From the entries that follow, pick out all lines holding "color".

■ ■ ■ ■ ■ ■ ■

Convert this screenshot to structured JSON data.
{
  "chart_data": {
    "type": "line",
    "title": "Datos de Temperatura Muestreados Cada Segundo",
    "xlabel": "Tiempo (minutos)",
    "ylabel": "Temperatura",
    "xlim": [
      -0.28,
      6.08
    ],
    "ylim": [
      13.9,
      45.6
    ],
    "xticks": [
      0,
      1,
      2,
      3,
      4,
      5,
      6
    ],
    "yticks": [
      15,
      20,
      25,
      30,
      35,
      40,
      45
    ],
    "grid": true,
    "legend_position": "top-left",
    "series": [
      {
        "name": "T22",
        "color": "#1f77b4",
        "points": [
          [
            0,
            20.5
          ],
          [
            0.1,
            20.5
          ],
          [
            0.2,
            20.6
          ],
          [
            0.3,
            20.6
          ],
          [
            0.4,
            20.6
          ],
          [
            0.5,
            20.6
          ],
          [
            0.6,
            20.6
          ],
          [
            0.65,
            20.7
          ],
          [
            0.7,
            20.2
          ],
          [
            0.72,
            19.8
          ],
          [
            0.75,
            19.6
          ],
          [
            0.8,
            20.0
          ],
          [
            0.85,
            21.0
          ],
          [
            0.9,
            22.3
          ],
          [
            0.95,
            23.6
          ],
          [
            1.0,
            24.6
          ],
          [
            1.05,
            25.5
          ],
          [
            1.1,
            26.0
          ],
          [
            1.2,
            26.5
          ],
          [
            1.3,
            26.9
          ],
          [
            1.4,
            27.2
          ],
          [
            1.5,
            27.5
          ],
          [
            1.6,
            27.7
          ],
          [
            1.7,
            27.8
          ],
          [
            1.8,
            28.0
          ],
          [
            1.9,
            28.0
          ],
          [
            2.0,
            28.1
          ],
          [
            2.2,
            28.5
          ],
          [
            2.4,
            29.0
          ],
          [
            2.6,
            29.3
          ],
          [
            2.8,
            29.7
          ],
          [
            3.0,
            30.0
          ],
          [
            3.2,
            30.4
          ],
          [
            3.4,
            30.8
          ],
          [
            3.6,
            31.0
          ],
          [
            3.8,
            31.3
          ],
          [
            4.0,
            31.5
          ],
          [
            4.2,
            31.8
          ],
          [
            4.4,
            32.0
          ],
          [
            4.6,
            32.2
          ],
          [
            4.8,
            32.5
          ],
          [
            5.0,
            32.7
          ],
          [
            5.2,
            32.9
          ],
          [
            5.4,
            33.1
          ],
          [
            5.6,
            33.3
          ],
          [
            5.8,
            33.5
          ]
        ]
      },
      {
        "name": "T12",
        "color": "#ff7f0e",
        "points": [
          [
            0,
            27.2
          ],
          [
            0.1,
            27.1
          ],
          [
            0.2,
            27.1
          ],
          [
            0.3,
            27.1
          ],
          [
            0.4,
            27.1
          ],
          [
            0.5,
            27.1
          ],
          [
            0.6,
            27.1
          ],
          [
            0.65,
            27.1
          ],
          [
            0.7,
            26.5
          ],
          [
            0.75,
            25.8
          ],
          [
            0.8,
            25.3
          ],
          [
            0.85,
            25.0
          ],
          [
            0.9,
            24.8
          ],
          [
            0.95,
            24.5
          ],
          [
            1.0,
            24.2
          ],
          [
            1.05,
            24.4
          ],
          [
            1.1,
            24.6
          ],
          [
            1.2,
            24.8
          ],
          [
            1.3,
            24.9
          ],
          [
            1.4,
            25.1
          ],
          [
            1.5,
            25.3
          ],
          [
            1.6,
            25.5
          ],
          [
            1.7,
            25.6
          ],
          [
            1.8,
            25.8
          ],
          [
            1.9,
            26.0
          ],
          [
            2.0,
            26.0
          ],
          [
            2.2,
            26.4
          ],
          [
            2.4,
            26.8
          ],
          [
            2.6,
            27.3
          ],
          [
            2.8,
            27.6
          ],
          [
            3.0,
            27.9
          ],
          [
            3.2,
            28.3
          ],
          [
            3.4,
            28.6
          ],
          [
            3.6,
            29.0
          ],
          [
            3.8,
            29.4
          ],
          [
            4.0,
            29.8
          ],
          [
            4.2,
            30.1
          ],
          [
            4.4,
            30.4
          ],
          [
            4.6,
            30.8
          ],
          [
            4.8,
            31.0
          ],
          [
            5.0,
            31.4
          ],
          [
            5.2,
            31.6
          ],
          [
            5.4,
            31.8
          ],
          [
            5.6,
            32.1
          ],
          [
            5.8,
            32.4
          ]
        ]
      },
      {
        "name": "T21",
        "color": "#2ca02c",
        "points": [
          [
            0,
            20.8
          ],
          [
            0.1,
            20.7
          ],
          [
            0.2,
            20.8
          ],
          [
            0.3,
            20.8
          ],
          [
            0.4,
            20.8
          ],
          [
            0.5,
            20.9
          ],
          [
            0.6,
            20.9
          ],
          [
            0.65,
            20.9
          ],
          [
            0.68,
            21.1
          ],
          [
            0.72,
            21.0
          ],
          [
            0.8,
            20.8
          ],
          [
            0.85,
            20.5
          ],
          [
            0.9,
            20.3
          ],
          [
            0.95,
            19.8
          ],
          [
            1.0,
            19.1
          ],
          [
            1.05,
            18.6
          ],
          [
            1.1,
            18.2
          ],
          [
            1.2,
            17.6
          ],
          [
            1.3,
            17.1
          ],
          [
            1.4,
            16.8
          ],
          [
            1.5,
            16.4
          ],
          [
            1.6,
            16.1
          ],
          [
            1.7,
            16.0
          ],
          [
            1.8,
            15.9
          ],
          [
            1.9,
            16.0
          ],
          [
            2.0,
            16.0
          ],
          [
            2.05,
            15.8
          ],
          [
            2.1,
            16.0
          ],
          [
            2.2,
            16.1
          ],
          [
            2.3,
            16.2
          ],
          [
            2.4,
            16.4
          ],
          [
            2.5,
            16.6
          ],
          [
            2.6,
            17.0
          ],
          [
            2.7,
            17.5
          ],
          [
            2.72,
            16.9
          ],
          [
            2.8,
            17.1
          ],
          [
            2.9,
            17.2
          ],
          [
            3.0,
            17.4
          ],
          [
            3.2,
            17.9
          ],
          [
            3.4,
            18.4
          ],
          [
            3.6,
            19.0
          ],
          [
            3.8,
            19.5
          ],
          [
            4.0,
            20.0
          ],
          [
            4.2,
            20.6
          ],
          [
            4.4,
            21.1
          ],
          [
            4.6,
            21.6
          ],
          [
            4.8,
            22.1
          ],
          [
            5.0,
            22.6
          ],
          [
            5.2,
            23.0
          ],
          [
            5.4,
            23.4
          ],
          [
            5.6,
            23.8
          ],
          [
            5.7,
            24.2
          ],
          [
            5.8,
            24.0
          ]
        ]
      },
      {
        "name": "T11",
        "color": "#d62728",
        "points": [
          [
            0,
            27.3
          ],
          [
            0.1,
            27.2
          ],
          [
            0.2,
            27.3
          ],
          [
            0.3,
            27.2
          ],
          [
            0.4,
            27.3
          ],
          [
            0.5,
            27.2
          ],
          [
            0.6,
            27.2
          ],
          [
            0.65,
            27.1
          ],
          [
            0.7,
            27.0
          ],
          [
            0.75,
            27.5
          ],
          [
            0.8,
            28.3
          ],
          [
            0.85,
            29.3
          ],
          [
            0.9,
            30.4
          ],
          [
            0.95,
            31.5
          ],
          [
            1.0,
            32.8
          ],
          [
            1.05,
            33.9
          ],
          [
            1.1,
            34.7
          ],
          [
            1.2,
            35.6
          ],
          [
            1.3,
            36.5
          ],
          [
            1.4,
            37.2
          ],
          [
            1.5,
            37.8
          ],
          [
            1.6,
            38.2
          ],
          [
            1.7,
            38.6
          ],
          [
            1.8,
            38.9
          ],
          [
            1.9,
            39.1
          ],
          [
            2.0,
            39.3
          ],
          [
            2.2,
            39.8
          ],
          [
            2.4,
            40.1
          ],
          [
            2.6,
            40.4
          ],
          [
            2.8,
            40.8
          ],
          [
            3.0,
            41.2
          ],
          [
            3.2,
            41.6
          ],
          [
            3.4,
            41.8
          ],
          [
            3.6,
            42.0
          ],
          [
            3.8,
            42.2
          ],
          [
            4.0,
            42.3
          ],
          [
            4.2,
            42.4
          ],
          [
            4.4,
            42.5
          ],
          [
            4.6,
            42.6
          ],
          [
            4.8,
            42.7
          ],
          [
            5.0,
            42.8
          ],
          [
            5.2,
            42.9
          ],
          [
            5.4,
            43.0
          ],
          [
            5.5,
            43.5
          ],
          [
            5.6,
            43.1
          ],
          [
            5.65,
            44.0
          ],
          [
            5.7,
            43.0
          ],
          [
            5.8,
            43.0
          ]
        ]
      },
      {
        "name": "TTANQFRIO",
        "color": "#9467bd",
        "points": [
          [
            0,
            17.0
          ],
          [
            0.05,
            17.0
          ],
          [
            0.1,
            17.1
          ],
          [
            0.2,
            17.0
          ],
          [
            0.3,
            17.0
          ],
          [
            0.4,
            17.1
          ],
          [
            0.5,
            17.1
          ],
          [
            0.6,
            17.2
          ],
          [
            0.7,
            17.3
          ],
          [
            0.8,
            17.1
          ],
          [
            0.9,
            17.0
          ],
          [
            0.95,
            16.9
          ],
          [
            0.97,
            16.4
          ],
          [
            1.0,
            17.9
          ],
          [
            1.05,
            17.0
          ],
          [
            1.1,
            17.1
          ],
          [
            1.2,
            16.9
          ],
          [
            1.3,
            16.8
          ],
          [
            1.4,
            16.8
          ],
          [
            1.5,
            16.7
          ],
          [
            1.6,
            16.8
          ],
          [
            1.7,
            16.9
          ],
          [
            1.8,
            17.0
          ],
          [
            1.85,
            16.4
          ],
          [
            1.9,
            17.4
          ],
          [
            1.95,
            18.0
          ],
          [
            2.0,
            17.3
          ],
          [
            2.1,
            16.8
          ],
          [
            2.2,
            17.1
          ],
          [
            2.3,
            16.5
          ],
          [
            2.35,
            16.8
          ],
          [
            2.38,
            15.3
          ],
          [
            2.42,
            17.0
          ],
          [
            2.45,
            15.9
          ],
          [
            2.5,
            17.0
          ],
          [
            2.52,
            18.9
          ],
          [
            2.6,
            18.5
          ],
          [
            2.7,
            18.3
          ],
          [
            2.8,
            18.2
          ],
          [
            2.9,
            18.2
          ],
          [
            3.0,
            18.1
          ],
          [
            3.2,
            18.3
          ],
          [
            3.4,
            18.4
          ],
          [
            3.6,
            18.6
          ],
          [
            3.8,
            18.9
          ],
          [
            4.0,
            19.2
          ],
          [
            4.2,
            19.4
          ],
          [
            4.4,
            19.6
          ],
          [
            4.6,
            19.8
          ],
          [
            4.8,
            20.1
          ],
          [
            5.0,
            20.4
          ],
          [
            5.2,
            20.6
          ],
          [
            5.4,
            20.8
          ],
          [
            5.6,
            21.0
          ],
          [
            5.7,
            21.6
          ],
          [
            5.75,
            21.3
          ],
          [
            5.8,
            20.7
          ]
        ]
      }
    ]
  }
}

■ ■ ■ ■ ■ ■ ■

**Output below**.
        "color": "#1f77b4",
        "color": "#ff7f0e",
        "color": "#2ca02c",
        "color": "#d62728",
        "color": "#9467bd",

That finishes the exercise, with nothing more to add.